§ **What is expected**
Tell how many lines in the data below hold the string "this"; give nothing but the number.

[Data tied to figure images]
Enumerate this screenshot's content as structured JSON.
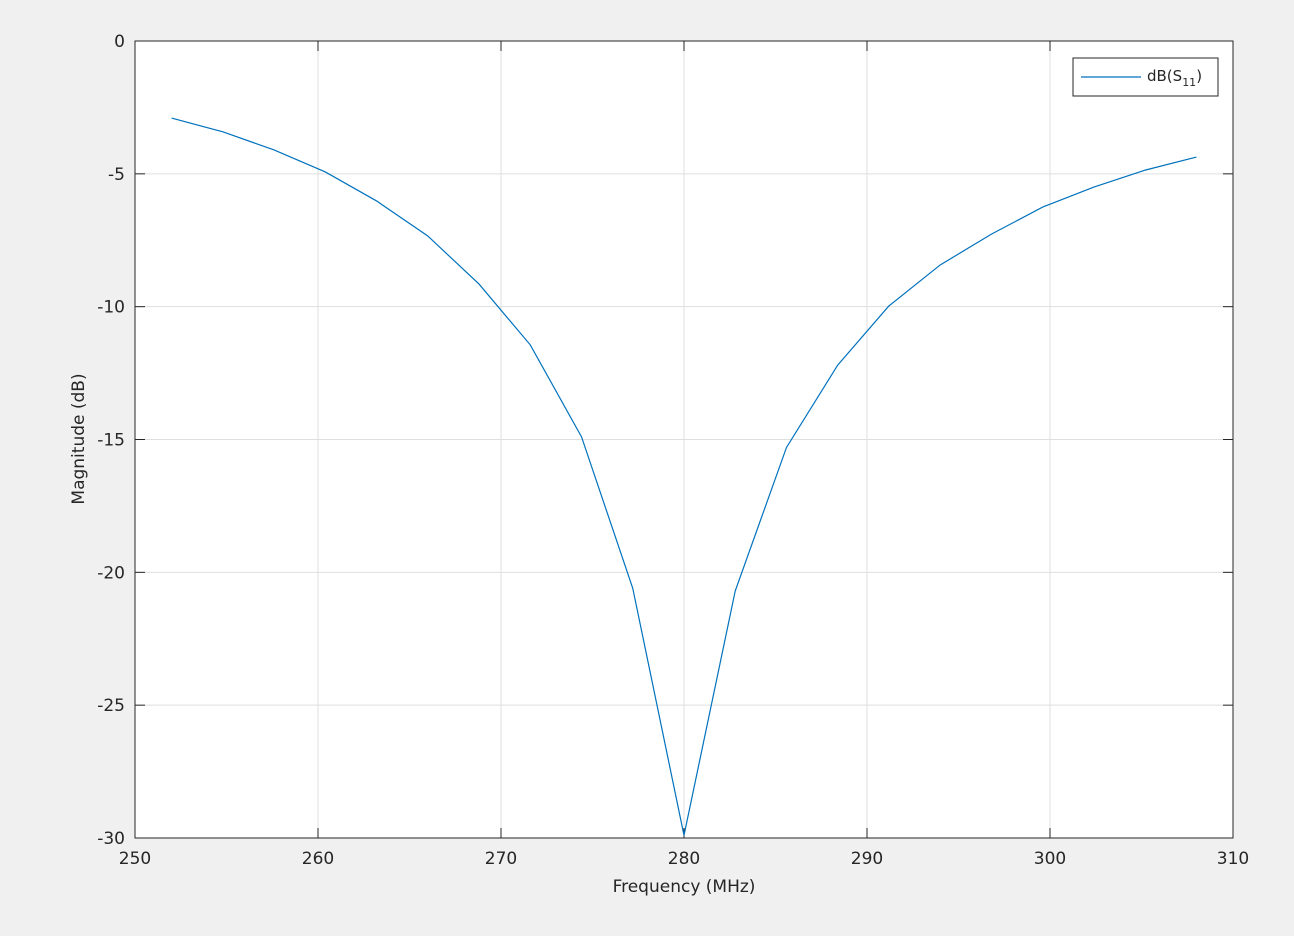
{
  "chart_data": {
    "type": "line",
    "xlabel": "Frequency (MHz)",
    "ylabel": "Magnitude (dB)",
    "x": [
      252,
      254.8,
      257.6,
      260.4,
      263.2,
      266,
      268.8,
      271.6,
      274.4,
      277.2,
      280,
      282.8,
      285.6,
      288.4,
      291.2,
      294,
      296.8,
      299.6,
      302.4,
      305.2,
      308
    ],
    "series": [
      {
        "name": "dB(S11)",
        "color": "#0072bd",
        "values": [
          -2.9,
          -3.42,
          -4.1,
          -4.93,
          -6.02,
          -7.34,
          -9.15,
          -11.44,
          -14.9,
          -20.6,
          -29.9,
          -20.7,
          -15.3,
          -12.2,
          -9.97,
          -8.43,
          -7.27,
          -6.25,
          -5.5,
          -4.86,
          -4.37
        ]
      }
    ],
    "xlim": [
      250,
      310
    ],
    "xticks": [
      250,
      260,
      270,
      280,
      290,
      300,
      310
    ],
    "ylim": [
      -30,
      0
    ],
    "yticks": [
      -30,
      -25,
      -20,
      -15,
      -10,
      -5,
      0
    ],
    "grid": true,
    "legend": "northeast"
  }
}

* * *

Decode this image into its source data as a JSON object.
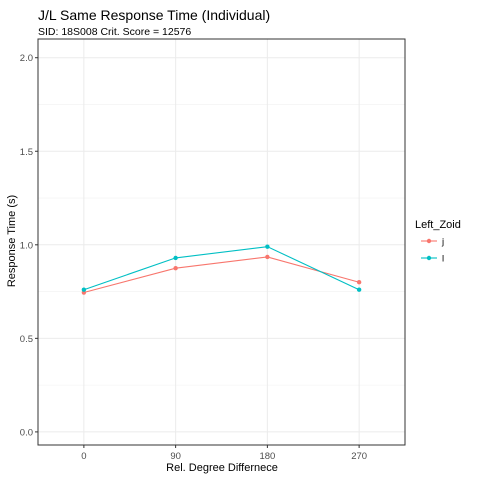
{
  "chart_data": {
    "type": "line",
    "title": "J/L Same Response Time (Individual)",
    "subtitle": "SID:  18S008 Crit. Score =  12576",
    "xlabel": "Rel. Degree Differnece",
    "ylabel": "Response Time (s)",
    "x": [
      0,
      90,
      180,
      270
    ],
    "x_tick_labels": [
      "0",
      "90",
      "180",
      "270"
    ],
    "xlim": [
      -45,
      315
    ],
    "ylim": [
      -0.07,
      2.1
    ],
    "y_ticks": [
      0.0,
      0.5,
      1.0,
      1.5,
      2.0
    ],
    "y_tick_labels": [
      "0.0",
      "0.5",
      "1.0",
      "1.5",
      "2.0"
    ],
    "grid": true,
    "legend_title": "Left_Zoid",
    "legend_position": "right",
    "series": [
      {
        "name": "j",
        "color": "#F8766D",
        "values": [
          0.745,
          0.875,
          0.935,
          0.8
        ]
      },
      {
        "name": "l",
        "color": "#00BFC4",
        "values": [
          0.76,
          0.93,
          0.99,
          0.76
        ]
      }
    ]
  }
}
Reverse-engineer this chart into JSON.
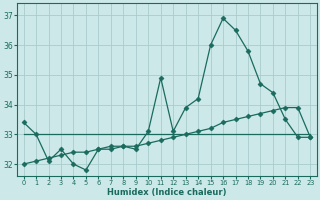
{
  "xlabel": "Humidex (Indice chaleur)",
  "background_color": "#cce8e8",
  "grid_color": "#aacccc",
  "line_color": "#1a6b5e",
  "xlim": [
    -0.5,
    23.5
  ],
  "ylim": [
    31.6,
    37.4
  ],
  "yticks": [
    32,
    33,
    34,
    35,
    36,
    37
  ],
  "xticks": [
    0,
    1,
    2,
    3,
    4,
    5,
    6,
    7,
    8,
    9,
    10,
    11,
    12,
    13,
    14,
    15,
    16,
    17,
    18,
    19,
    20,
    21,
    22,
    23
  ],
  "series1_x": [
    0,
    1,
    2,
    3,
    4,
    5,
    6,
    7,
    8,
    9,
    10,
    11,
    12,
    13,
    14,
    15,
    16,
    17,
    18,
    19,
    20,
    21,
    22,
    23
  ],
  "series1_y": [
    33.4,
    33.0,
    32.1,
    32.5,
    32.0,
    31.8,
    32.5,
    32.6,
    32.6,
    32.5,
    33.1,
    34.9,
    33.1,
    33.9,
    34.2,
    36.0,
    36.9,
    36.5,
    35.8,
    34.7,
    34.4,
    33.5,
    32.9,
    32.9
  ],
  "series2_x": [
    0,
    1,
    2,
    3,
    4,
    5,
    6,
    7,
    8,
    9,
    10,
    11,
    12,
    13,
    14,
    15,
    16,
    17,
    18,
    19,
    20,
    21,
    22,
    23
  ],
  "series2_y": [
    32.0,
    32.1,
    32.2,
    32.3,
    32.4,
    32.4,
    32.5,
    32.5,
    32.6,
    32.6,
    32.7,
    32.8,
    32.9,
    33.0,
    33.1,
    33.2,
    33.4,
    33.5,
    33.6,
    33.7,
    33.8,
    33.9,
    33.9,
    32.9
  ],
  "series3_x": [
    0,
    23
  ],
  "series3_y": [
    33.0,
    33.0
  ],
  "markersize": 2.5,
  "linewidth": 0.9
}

§ **Response to the exercise**
3